§ RECORD EXTRACTS
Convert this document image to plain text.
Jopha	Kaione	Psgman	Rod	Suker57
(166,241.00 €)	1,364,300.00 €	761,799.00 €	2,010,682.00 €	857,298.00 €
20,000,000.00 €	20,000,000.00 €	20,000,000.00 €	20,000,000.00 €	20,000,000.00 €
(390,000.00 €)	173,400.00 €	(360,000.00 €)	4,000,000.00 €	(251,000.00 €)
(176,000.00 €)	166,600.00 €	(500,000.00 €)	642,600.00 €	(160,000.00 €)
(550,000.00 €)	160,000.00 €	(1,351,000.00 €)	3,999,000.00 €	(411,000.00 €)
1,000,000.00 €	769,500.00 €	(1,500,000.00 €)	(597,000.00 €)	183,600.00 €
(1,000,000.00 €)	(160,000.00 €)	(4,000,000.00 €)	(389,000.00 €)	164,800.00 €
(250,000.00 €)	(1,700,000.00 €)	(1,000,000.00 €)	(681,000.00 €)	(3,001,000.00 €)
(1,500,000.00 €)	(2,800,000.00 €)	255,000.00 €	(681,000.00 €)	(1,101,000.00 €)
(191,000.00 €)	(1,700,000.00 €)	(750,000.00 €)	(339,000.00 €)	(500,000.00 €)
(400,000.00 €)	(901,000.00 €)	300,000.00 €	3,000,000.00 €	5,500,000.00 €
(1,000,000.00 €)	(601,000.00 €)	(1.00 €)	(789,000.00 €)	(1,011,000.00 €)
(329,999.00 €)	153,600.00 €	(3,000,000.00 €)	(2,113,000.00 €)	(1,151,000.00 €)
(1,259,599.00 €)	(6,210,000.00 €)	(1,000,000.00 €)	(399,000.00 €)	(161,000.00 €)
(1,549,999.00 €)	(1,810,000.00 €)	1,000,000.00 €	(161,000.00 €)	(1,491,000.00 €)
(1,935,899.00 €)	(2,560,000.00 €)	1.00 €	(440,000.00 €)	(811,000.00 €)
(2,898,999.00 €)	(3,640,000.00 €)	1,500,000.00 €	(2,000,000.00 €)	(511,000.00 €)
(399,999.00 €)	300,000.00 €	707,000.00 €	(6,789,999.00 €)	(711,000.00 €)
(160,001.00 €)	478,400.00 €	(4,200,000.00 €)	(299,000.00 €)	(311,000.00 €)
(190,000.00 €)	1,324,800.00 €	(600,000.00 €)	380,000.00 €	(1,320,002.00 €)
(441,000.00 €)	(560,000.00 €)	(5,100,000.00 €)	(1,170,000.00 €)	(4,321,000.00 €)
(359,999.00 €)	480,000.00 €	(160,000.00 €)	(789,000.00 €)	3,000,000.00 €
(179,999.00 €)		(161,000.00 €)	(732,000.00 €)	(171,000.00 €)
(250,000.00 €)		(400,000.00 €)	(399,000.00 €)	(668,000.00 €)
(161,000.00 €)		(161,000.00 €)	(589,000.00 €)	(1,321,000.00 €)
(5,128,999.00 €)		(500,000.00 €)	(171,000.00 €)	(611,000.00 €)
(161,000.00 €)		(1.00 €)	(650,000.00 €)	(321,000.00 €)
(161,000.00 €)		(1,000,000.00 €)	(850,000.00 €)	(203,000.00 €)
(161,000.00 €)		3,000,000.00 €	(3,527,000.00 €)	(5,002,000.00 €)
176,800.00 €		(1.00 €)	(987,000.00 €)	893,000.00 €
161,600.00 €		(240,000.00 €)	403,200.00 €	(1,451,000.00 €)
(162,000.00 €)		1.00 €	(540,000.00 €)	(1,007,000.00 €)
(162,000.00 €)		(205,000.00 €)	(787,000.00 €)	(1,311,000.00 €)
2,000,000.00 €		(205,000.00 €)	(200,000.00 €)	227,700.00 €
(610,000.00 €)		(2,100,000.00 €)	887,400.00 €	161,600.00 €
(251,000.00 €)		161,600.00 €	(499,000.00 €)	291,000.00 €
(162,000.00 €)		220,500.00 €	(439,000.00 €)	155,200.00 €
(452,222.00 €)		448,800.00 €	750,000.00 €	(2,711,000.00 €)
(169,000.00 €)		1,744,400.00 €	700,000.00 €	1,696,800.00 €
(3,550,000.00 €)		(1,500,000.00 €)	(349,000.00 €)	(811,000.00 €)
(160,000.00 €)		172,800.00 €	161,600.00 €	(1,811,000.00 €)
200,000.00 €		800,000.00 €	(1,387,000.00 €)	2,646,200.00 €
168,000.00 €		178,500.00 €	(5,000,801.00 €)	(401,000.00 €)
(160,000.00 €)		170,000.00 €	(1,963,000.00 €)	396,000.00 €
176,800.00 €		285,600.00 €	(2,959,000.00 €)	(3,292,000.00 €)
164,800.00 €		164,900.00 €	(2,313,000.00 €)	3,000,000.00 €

§ GOAL
Transcribe each entry precisely, missing none.

§ OUTPUT FOR THIS TASK
Convert this document image to plain text.
Jopha	Kaione	Psgman	Rod	Suker57
(166,241.00 €)	1,364,300.00 €	761,799.00 €	2,010,682.00 €	857,298.00 €
20,000,000.00 €	20,000,000.00 €	20,000,000.00 €	20,000,000.00 €	20,000,000.00 €
(390,000.00 €)	173,400.00 €	(360,000.00 €)	4,000,000.00 €	(251,000.00 €)
(176,000.00 €)	166,600.00 €	(500,000.00 €)	642,600.00 €	(160,000.00 €)
(550,000.00 €)	160,000.00 €	(1,351,000.00 €)	3,999,000.00 €	(411,000.00 €)
1,000,000.00 €	769,500.00 €	(1,500,000.00 €)	(597,000.00 €)	183,600.00 €
(1,000,000.00 €)	(160,000.00 €)	(4,000,000.00 €)	(389,000.00 €)	164,800.00 €
(250,000.00 €)	(1,700,000.00 €)	(1,000,000.00 €)	(681,000.00 €)	(3,001,000.00 €)
(1,500,000.00 €)	(2,800,000.00 €)	255,000.00 €	(681,000.00 €)	(1,101,000.00 €)
(191,000.00 €)	(1,700,000.00 €)	(750,000.00 €)	(339,000.00 €)	(500,000.00 €)
(400,000.00 €)	(901,000.00 €)	300,000.00 €	3,000,000.00 €	5,500,000.00 €
(1,000,000.00 €)	(601,000.00 €)	(1.00 €)	(789,000.00 €)	(1,011,000.00 €)
(329,999.00 €)	153,600.00 €	(3,000,000.00 €)	(2,113,000.00 €)	(1,151,000.00 €)
(1,259,599.00 €)	(6,210,000.00 €)	(1,000,000.00 €)	(399,000.00 €)	(161,000.00 €)
(1,549,999.00 €)	(1,810,000.00 €)	1,000,000.00 €	(161,000.00 €)	(1,491,000.00 €)
(1,935,899.00 €)	(2,560,000.00 €)	1.00 €	(440,000.00 €)	(811,000.00 €)
(2,898,999.00 €)	(3,640,000.00 €)	1,500,000.00 €	(2,000,000.00 €)	(511,000.00 €)
(399,999.00 €)	300,000.00 €	707,000.00 €	(6,789,999.00 €)	(711,000.00 €)
(160,001.00 €)	478,400.00 €	(4,200,000.00 €)	(299,000.00 €)	(311,000.00 €)
(190,000.00 €)	1,324,800.00 €	(600,000.00 €)	380,000.00 €	(1,320,002.00 €)
(441,000.00 €)	(560,000.00 €)	(5,100,000.00 €)	(1,170,000.00 €)	(4,321,000.00 €)
(359,999.00 €)	480,000.00 €	(160,000.00 €)	(789,000.00 €)	3,000,000.00 €
(179,999.00 €)		(161,000.00 €)	(732,000.00 €)	(171,000.00 €)
(250,000.00 €)		(400,000.00 €)	(399,000.00 €)	(668,000.00 €)
(161,000.00 €)		(161,000.00 €)	(589,000.00 €)	(1,321,000.00 €)
(5,128,999.00 €)		(500,000.00 €)	(171,000.00 €)	(611,000.00 €)
(161,000.00 €)		(1.00 €)	(650,000.00 €)	(321,000.00 €)
(161,000.00 €)		(1,000,000.00 €)	(850,000.00 €)	(203,000.00 €)
(161,000.00 €)		3,000,000.00 €	(3,527,000.00 €)	(5,002,000.00 €)
176,800.00 €		(1.00 €)	(987,000.00 €)	893,000.00 €
161,600.00 €		(240,000.00 €)	403,200.00 €	(1,451,000.00 €)
(162,000.00 €)		1.00 €	(540,000.00 €)	(1,007,000.00 €)
(162,000.00 €)		(205,000.00 €)	(787,000.00 €)	(1,311,000.00 €)
2,000,000.00 €		(205,000.00 €)	(200,000.00 €)	227,700.00 €
(610,000.00 €)		(2,100,000.00 €)	887,400.00 €	161,600.00 €
(251,000.00 €)		161,600.00 €	(499,000.00 €)	291,000.00 €
(162,000.00 €)		220,500.00 €	(439,000.00 €)	155,200.00 €
(452,222.00 €)		448,800.00 €	750,000.00 €	(2,711,000.00 €)
(169,000.00 €)		1,744,400.00 €	700,000.00 €	1,696,800.00 €
(3,550,000.00 €)		(1,500,000.00 €)	(349,000.00 €)	(811,000.00 €)
(160,000.00 €)		172,800.00 €	161,600.00 €	(1,811,000.00 €)
200,000.00 €		800,000.00 €	(1,387,000.00 €)	2,646,200.00 €
168,000.00 €		178,500.00 €	(5,000,801.00 €)	(401,000.00 €)
(160,000.00 €)		170,000.00 €	(1,963,000.00 €)	396,000.00 €
176,800.00 €		285,600.00 €	(2,959,000.00 €)	(3,292,000.00 €)
164,800.00 €		164,900.00 €	(2,313,000.00 €)	3,000,000.00 €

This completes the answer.